PROVIDED MATERIAL>
--

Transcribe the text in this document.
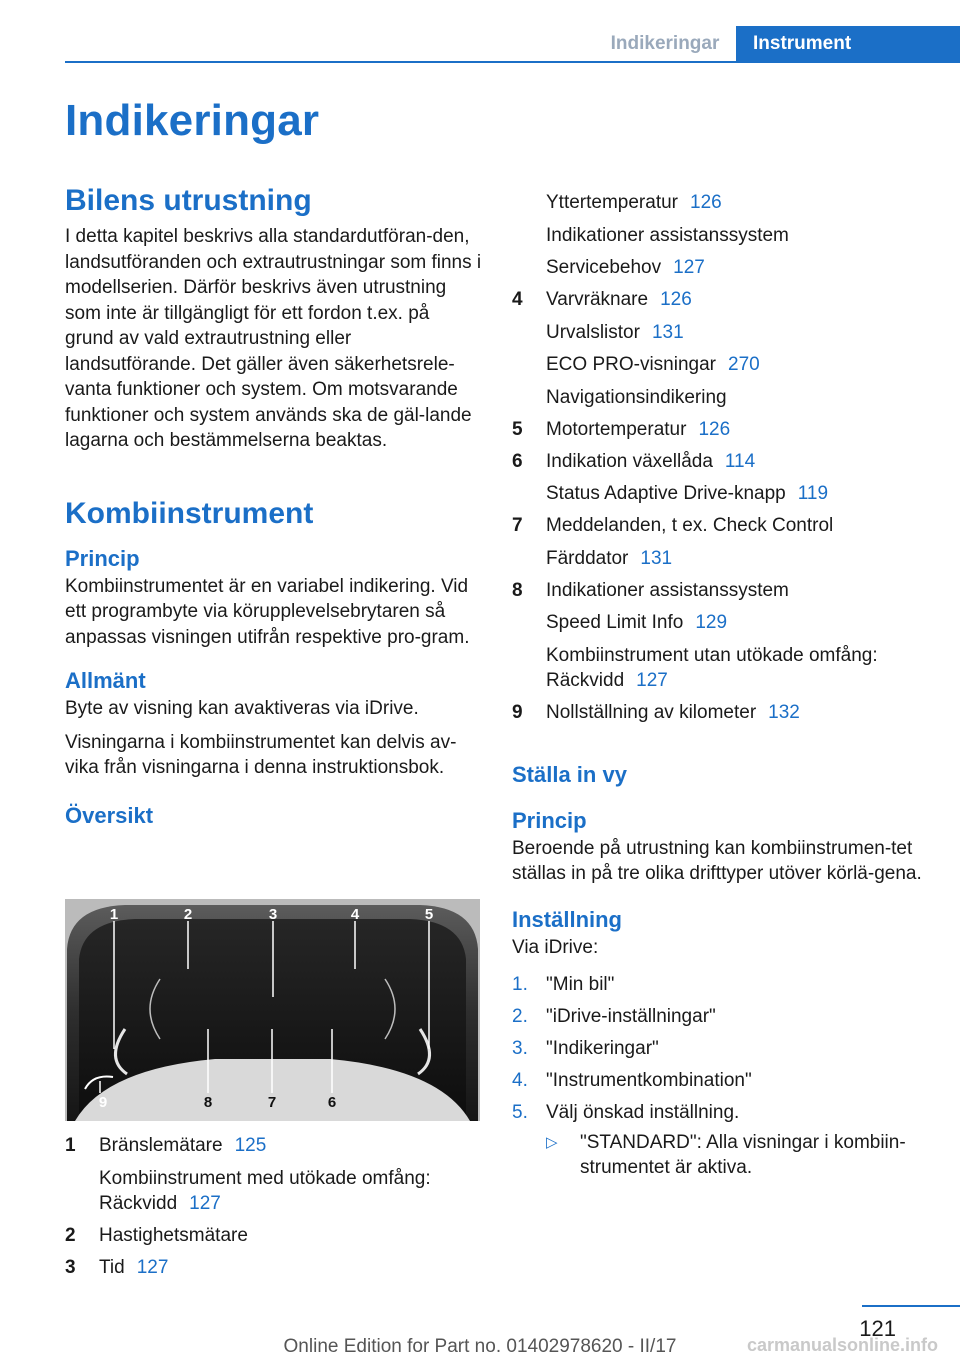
Indikeringar	Instrument
Indikeringar
Bilens utrustning

I detta kapitel beskrivs alla standardutföran-den, landsutföranden och extrautrustningar som finns i modellserien. Därför beskrivs även utrustning som inte är tillgängligt för ett fordon t.ex. på grund av vald extrautrustning eller landsutförande. Det gäller även säkerhetsrele-vanta funktioner och system. Om motsvarande funktioner och system används ska de gäl-lande lagarna och bestämmelserna beaktas.

Kombiinstrument
Princip

Kombiinstrumentet är en variabel indikering. Vid ett programbyte via körupplevelsebrytaren så anpassas visningen utifrån respektive pro-gram.

Allmänt

Byte av visning kan avaktiveras via iDrive.

Visningarna i kombiinstrumentet kan delvis av-vika från visningarna i denna instruktionsbok.

Översikt
1	2	3	4	5
6
7
8
9
1 Bränslemätare 125
Kombiinstrument med utökade omfång: Räckvidd 127
2 Hastighetsmätare
3 Tid 127
Yttertemperatur 126
Indikationer assistanssystem
Servicebehov 127
4 Varvräknare 126
Urvalslistor 131
ECO PRO-visningar 270
Navigationsindikering
5 Motortemperatur 126
6 Indikation växellåda 114
Status Adaptive Drive-knapp 119
7 Meddelanden, t ex. Check Control
Färddator 131
8 Indikationer assistanssystem
Speed Limit Info 129
Kombiinstrument utan utökade omfång: Räckvidd 127
9 Nollställning av kilometer 132
Ställa in vy
Princip

Beroende på utrustning kan kombiinstrumen-tet ställas in på tre olika drifttyper utöver körlä-gena.

Inställning

Via iDrive:

1. "Min bil"
2. "iDrive-inställningar"
3. "Indikeringar"
4. "Instrumentkombination"
5. Välj önskad inställning.
▷ "STANDARD": Alla visningar i kombiin-strumentet är aktiva.
121
Online Edition for Part no. 01402978620 - II/17	carmanualsonline.info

--

GIVEN EXERCISE> Could you repeat all of the material exactly? Pictures should not be copied.

SOLUTION FOR THIS EXERCISE>
Transcribe the text in this document.
Indikeringar	Instrument
Indikeringar
Bilens utrustning

I detta kapitel beskrivs alla standardutföran-den, landsutföranden och extrautrustningar som finns i modellserien. Därför beskrivs även utrustning som inte är tillgängligt för ett fordon t.ex. på grund av vald extrautrustning eller landsutförande. Det gäller även säkerhetsrele-vanta funktioner och system. Om motsvarande funktioner och system används ska de gäl-lande lagarna och bestämmelserna beaktas.

Kombiinstrument
Princip

Kombiinstrumentet är en variabel indikering. Vid ett programbyte via körupplevelsebrytaren så anpassas visningen utifrån respektive pro-gram.

Allmänt

Byte av visning kan avaktiveras via iDrive.

Visningarna i kombiinstrumentet kan delvis av-vika från visningarna i denna instruktionsbok.

Översikt
1	2	3	4	5
6
7
8
9
1 Bränslemätare 125
Kombiinstrument med utökade omfång: Räckvidd 127
2 Hastighetsmätare
3 Tid 127
Yttertemperatur 126
Indikationer assistanssystem
Servicebehov 127
4 Varvräknare 126
Urvalslistor 131
ECO PRO-visningar 270
Navigationsindikering
5 Motortemperatur 126
6 Indikation växellåda 114
Status Adaptive Drive-knapp 119
7 Meddelanden, t ex. Check Control
Färddator 131
8 Indikationer assistanssystem
Speed Limit Info 129
Kombiinstrument utan utökade omfång: Räckvidd 127
9 Nollställning av kilometer 132
Ställa in vy
Princip

Beroende på utrustning kan kombiinstrumen-tet ställas in på tre olika drifttyper utöver körlä-gena.

Inställning

Via iDrive:

1. "Min bil"
2. "iDrive-inställningar"
3. "Indikeringar"
4. "Instrumentkombination"
5. Välj önskad inställning.
▷ "STANDARD": Alla visningar i kombiin-strumentet är aktiva.
121
Online Edition for Part no. 01402978620 - II/17	carmanualsonline.info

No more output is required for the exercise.